Quote the whole listing word for word. Do not include the pictures.

Start

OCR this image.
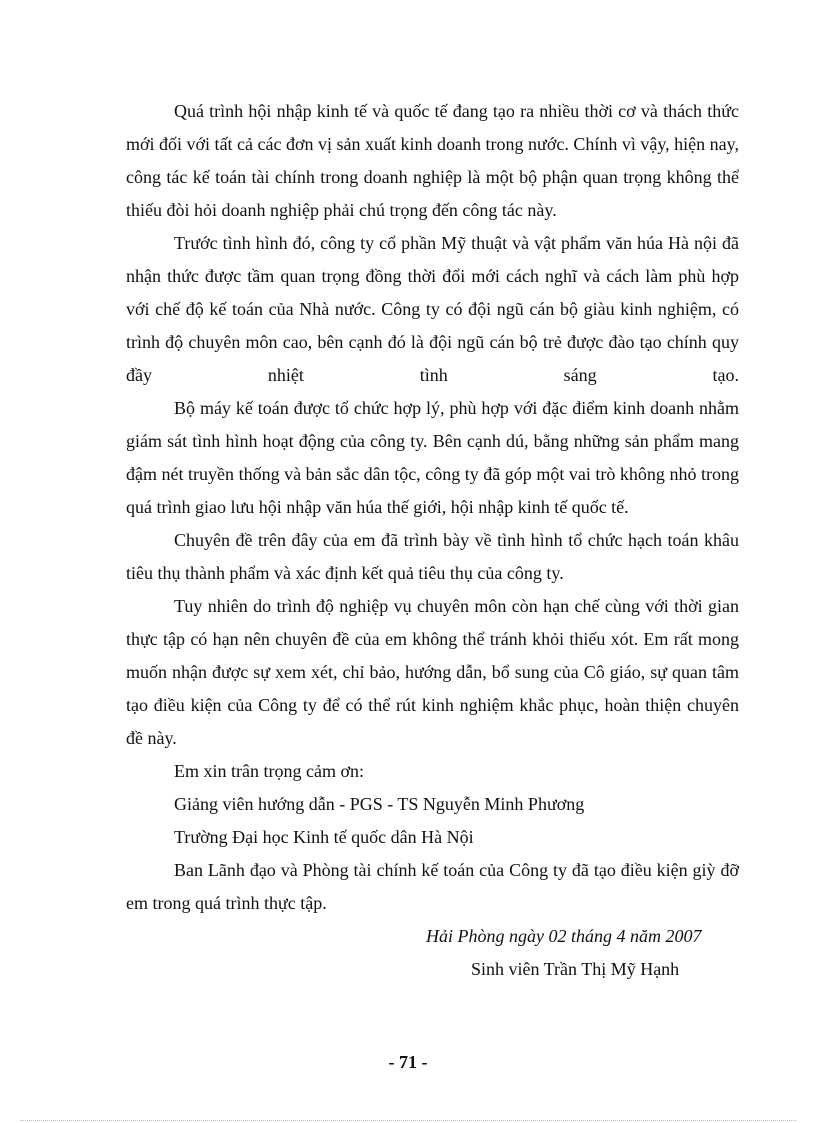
Quá trình hội nhập kinh tế và quốc tế đang tạo ra nhiều thời cơ và thách thức mới đối với tất cả các đơn vị sản xuất kinh doanh trong nước. Chính vì vậy, hiện nay, công tác kế toán tài chính trong doanh nghiệp là một bộ phận quan trọng không thể thiếu đòi hỏi doanh nghiệp phải chú trọng đến công tác này.

Trước tình hình đó, công ty cổ phần Mỹ thuật và vật phẩm văn húa Hà nội đã nhận thức được tầm quan trọng đồng thời đổi mới cách nghĩ và cách làm phù hợp với chế độ kế toán của Nhà nước. Công ty có đội ngũ cán bộ giàu kinh nghiệm, có trình độ chuyên môn cao, bên cạnh đó là đội ngũ cán bộ trẻ được đào tạo chính quy đầy nhiệt tình sáng tạo.

Bộ máy kế toán được tổ chức hợp lý, phù hợp với đặc điểm kinh doanh nhằm giám sát tình hình hoạt động của công ty. Bên cạnh dú, bằng những sản phẩm mang đậm nét truyền thống và bản sắc dân tộc, công ty đã góp một vai trò không nhỏ trong quá trình giao lưu hội nhập văn húa thế giới, hội nhập kinh tế quốc tế.

Chuyên đề trên đây của em đã trình bày về tình hình tổ chức hạch toán khâu tiêu thụ thành phẩm và xác định kết quả tiêu thụ của công ty.

Tuy nhiên do trình độ nghiệp vụ chuyên môn còn hạn chế cùng với thời gian thực tập có hạn nên chuyên đề của em không thể tránh khỏi thiếu xót. Em rất mong muốn nhận được sự xem xét, chỉ bảo, hướng dẫn, bổ sung của Cô giáo, sự quan tâm tạo điều kiện của Công ty để có thể rút kinh nghiệm khắc phục, hoàn thiện chuyên đề này.

Em xin trân trọng cảm ơn:

Giảng viên hướng dẫn - PGS - TS Nguyễn Minh Phương

Trường Đại học Kinh tế quốc dân Hà Nội

Ban Lãnh đạo và Phòng tài chính kế toán của Công ty đã tạo điều kiện giỳ đỡ em trong quá trình thực tập.

Hải Phòng ngày 02 tháng 4 năm 2007

Sinh viên Trần Thị Mỹ Hạnh

- 71 -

End

● WORKED ANSWER
OCR this image.
Quá trình hội nhập kinh tế và quốc tế đang tạo ra nhiều thời cơ và thách thức mới đối với tất cả các đơn vị sản xuất kinh doanh trong nước. Chính vì vậy, hiện nay, công tác kế toán tài chính trong doanh nghiệp là một bộ phận quan trọng không thể thiếu đòi hỏi doanh nghiệp phải chú trọng đến công tác này.

Trước tình hình đó, công ty cổ phần Mỹ thuật và vật phẩm văn húa Hà nội đã nhận thức được tầm quan trọng đồng thời đổi mới cách nghĩ và cách làm phù hợp với chế độ kế toán của Nhà nước. Công ty có đội ngũ cán bộ giàu kinh nghiệm, có trình độ chuyên môn cao, bên cạnh đó là đội ngũ cán bộ trẻ được đào tạo chính quy đầy nhiệt tình sáng tạo.

Bộ máy kế toán được tổ chức hợp lý, phù hợp với đặc điểm kinh doanh nhằm giám sát tình hình hoạt động của công ty. Bên cạnh dú, bằng những sản phẩm mang đậm nét truyền thống và bản sắc dân tộc, công ty đã góp một vai trò không nhỏ trong quá trình giao lưu hội nhập văn húa thế giới, hội nhập kinh tế quốc tế.

Chuyên đề trên đây của em đã trình bày về tình hình tổ chức hạch toán khâu tiêu thụ thành phẩm và xác định kết quả tiêu thụ của công ty.

Tuy nhiên do trình độ nghiệp vụ chuyên môn còn hạn chế cùng với thời gian thực tập có hạn nên chuyên đề của em không thể tránh khỏi thiếu xót. Em rất mong muốn nhận được sự xem xét, chỉ bảo, hướng dẫn, bổ sung của Cô giáo, sự quan tâm tạo điều kiện của Công ty để có thể rút kinh nghiệm khắc phục, hoàn thiện chuyên đề này.

Em xin trân trọng cảm ơn:

Giảng viên hướng dẫn - PGS - TS Nguyễn Minh Phương

Trường Đại học Kinh tế quốc dân Hà Nội

Ban Lãnh đạo và Phòng tài chính kế toán của Công ty đã tạo điều kiện giỳ đỡ em trong quá trình thực tập.

Hải Phòng ngày 02 tháng 4 năm 2007

Sinh viên Trần Thị Mỹ Hạnh

- 71 -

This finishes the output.